[Stored data entries]
** begin **
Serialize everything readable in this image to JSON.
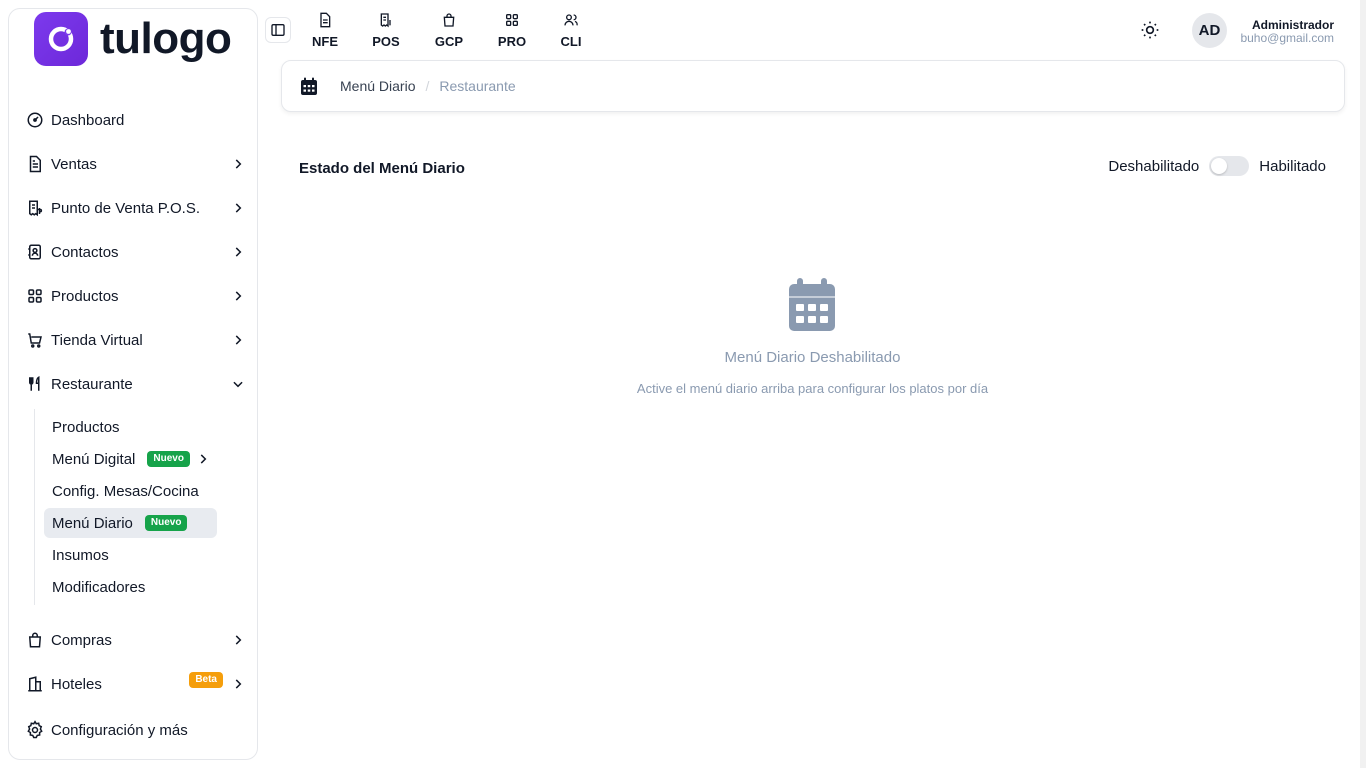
{
  "brand": {
    "name": "tulogo",
    "accent": "#7c3aed"
  },
  "sidebar": {
    "items": [
      {
        "label": "Dashboard",
        "icon": "gauge-icon"
      },
      {
        "label": "Ventas",
        "icon": "document-icon"
      },
      {
        "label": "Punto de Venta P.O.S.",
        "icon": "receipt-icon"
      },
      {
        "label": "Contactos",
        "icon": "contacts-icon"
      },
      {
        "label": "Productos",
        "icon": "grid-icon"
      },
      {
        "label": "Tienda Virtual",
        "icon": "cart-icon"
      },
      {
        "label": "Restaurante",
        "icon": "utensils-icon"
      },
      {
        "label": "Compras",
        "icon": "shopping-bag-icon"
      },
      {
        "label": "Hoteles",
        "icon": "building-icon",
        "badge": "Beta"
      },
      {
        "label": "Configuración y más",
        "icon": "gear-icon"
      }
    ],
    "restaurante_sub": [
      {
        "label": "Productos"
      },
      {
        "label": "Menú Digital",
        "badge": "Nuevo"
      },
      {
        "label": "Config. Mesas/Cocina"
      },
      {
        "label": "Menú Diario",
        "badge": "Nuevo",
        "active": true
      },
      {
        "label": "Insumos"
      },
      {
        "label": "Modificadores"
      }
    ]
  },
  "topbar": {
    "tabs": [
      {
        "label": "NFE",
        "icon": "document-icon"
      },
      {
        "label": "POS",
        "icon": "receipt-icon"
      },
      {
        "label": "GCP",
        "icon": "shopping-bag-icon"
      },
      {
        "label": "PRO",
        "icon": "grid-icon"
      },
      {
        "label": "CLI",
        "icon": "users-icon"
      }
    ],
    "user": {
      "initials": "AD",
      "name": "Administrador",
      "email": "buho@gmail.com"
    }
  },
  "breadcrumb": {
    "items": [
      "Menú Diario",
      "Restaurante"
    ],
    "separator": "/"
  },
  "main": {
    "title": "Estado del Menú Diario",
    "toggle": {
      "off_label": "Deshabilitado",
      "on_label": "Habilitado",
      "enabled": false
    },
    "empty_state": {
      "title": "Menú Diario Deshabilitado",
      "subtitle": "Active el menú diario arriba para configurar los platos por día"
    }
  }
}
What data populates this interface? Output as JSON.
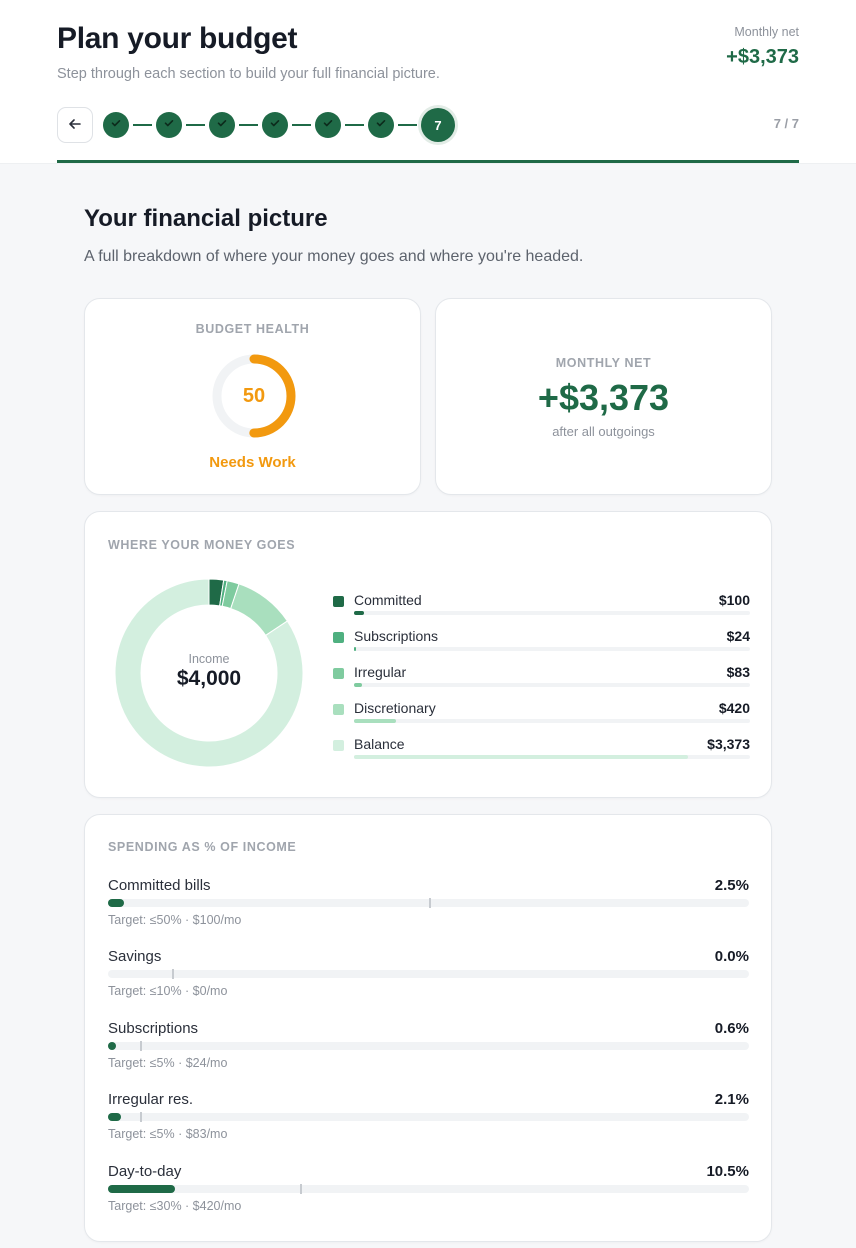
{
  "header": {
    "title": "Plan your budget",
    "subtitle": "Step through each section to build your full financial picture.",
    "net_label": "Monthly net",
    "net_value": "+$3,373",
    "current_step": "7",
    "step_count": "7 / 7",
    "completed_steps": 6,
    "progress_fraction": 1.0
  },
  "section": {
    "title": "Your financial picture",
    "subtitle": "A full breakdown of where your money goes and where you're headed."
  },
  "health": {
    "label": "BUDGET HEALTH",
    "score": "50",
    "score_value": 50,
    "status": "Needs Work",
    "color": "#f2990f"
  },
  "net": {
    "label": "MONTHLY NET",
    "value": "+$3,373",
    "caption": "after all outgoings"
  },
  "money": {
    "label": "WHERE YOUR MONEY GOES",
    "center_label": "Income",
    "center_value": "$4,000",
    "income": 4000,
    "items": [
      {
        "name": "Committed",
        "amount": "$100",
        "value": 100,
        "color": "#1f6a47"
      },
      {
        "name": "Subscriptions",
        "amount": "$24",
        "value": 24,
        "color": "#4fb080"
      },
      {
        "name": "Irregular",
        "amount": "$83",
        "value": 83,
        "color": "#7fcb9f"
      },
      {
        "name": "Discretionary",
        "amount": "$420",
        "value": 420,
        "color": "#a9dfbe"
      },
      {
        "name": "Balance",
        "amount": "$3,373",
        "value": 3373,
        "color": "#d3efdf"
      }
    ]
  },
  "spending": {
    "label": "SPENDING AS % OF INCOME",
    "rows": [
      {
        "name": "Committed bills",
        "pct": "2.5%",
        "value": 2.5,
        "target_pct": 50,
        "target": "Target: ≤50% · $100/mo"
      },
      {
        "name": "Savings",
        "pct": "0.0%",
        "value": 0.0,
        "target_pct": 10,
        "target": "Target: ≤10% · $0/mo"
      },
      {
        "name": "Subscriptions",
        "pct": "0.6%",
        "value": 0.6,
        "target_pct": 5,
        "target": "Target: ≤5% · $24/mo"
      },
      {
        "name": "Irregular res.",
        "pct": "2.1%",
        "value": 2.1,
        "target_pct": 5,
        "target": "Target: ≤5% · $83/mo"
      },
      {
        "name": "Day-to-day",
        "pct": "10.5%",
        "value": 10.5,
        "target_pct": 30,
        "target": "Target: ≤30% · $420/mo"
      }
    ]
  }
}
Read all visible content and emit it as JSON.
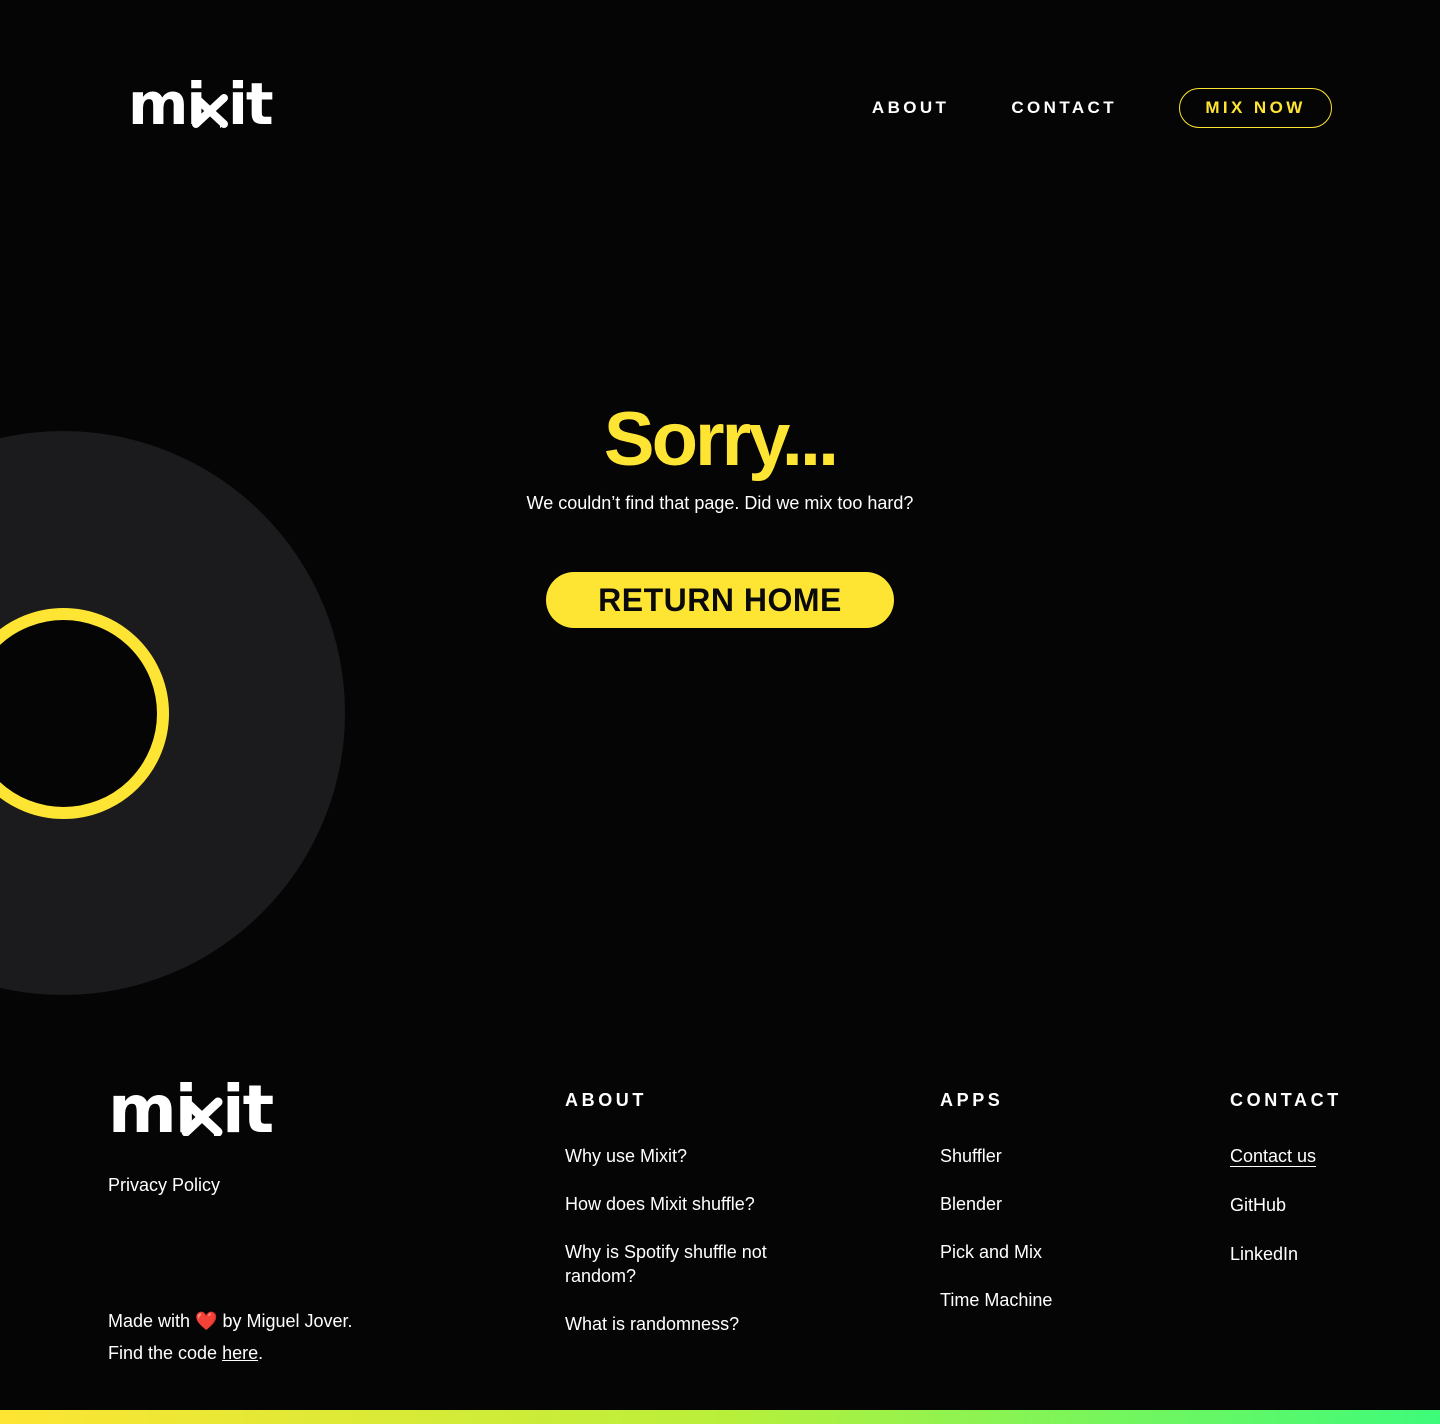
** end **
• [What is asked]: The listing above needs to be output again exactly. Don't include the pictures.

• [Response to this exercise]:
Serialize everything readable in this image to JSON.
{
  "brand": {
    "name": "tulogo",
    "accent": "#7c3aed"
  },
  "sidebar": {
    "items": [
      {
        "label": "Dashboard",
        "icon": "gauge-icon"
      },
      {
        "label": "Ventas",
        "icon": "document-icon"
      },
      {
        "label": "Punto de Venta P.O.S.",
        "icon": "receipt-icon"
      },
      {
        "label": "Contactos",
        "icon": "contacts-icon"
      },
      {
        "label": "Productos",
        "icon": "grid-icon"
      },
      {
        "label": "Tienda Virtual",
        "icon": "cart-icon"
      },
      {
        "label": "Restaurante",
        "icon": "utensils-icon"
      },
      {
        "label": "Compras",
        "icon": "shopping-bag-icon"
      },
      {
        "label": "Hoteles",
        "icon": "building-icon",
        "badge": "Beta"
      },
      {
        "label": "Configuración y más",
        "icon": "gear-icon"
      }
    ],
    "restaurante_sub": [
      {
        "label": "Productos"
      },
      {
        "label": "Menú Digital",
        "badge": "Nuevo"
      },
      {
        "label": "Config. Mesas/Cocina"
      },
      {
        "label": "Menú Diario",
        "badge": "Nuevo",
        "active": true
      },
      {
        "label": "Insumos"
      },
      {
        "label": "Modificadores"
      }
    ]
  },
  "topbar": {
    "tabs": [
      {
        "label": "NFE",
        "icon": "document-icon"
      },
      {
        "label": "POS",
        "icon": "receipt-icon"
      },
      {
        "label": "GCP",
        "icon": "shopping-bag-icon"
      },
      {
        "label": "PRO",
        "icon": "grid-icon"
      },
      {
        "label": "CLI",
        "icon": "users-icon"
      }
    ],
    "user": {
      "initials": "AD",
      "name": "Administrador",
      "email": "buho@gmail.com"
    }
  },
  "breadcrumb": {
    "items": [
      "Menú Diario",
      "Restaurante"
    ],
    "separator": "/"
  },
  "main": {
    "title": "Estado del Menú Diario",
    "toggle": {
      "off_label": "Deshabilitado",
      "on_label": "Habilitado",
      "enabled": false
    },
    "empty_state": {
      "title": "Menú Diario Deshabilitado",
      "subtitle": "Active el menú diario arriba para configurar los platos por día"
    }
  }
}
What data populates this interface? Output as JSON.
{
  "header": {
    "title": "Plan your budget",
    "subtitle": "Step through each section to build your full financial picture.",
    "net_label": "Monthly net",
    "net_value": "+$3,373",
    "current_step": "7",
    "step_count": "7 / 7",
    "completed_steps": 6,
    "progress_fraction": 1.0
  },
  "section": {
    "title": "Your financial picture",
    "subtitle": "A full breakdown of where your money goes and where you're headed."
  },
  "health": {
    "label": "BUDGET HEALTH",
    "score": "50",
    "score_value": 50,
    "status": "Needs Work",
    "color": "#f2990f"
  },
  "net": {
    "label": "MONTHLY NET",
    "value": "+$3,373",
    "caption": "after all outgoings"
  },
  "money": {
    "label": "WHERE YOUR MONEY GOES",
    "center_label": "Income",
    "center_value": "$4,000",
    "income": 4000,
    "items": [
      {
        "name": "Committed",
        "amount": "$100",
        "value": 100,
        "color": "#1f6a47"
      },
      {
        "name": "Subscriptions",
        "amount": "$24",
        "value": 24,
        "color": "#4fb080"
      },
      {
        "name": "Irregular",
        "amount": "$83",
        "value": 83,
        "color": "#7fcb9f"
      },
      {
        "name": "Discretionary",
        "amount": "$420",
        "value": 420,
        "color": "#a9dfbe"
      },
      {
        "name": "Balance",
        "amount": "$3,373",
        "value": 3373,
        "color": "#d3efdf"
      }
    ]
  },
  "spending": {
    "label": "SPENDING AS % OF INCOME",
    "rows": [
      {
        "name": "Committed bills",
        "pct": "2.5%",
        "value": 2.5,
        "target_pct": 50,
        "target": "Target: ≤50% · $100/mo"
      },
      {
        "name": "Savings",
        "pct": "0.0%",
        "value": 0.0,
        "target_pct": 10,
        "target": "Target: ≤10% · $0/mo"
      },
      {
        "name": "Subscriptions",
        "pct": "0.6%",
        "value": 0.6,
        "target_pct": 5,
        "target": "Target: ≤5% · $24/mo"
      },
      {
        "name": "Irregular res.",
        "pct": "2.1%",
        "value": 2.1,
        "target_pct": 5,
        "target": "Target: ≤5% · $83/mo"
      },
      {
        "name": "Day-to-day",
        "pct": "10.5%",
        "value": 10.5,
        "target_pct": 30,
        "target": "Target: ≤30% · $420/mo"
      }
    ]
  }
}
Read all visible content and emit it as JSON.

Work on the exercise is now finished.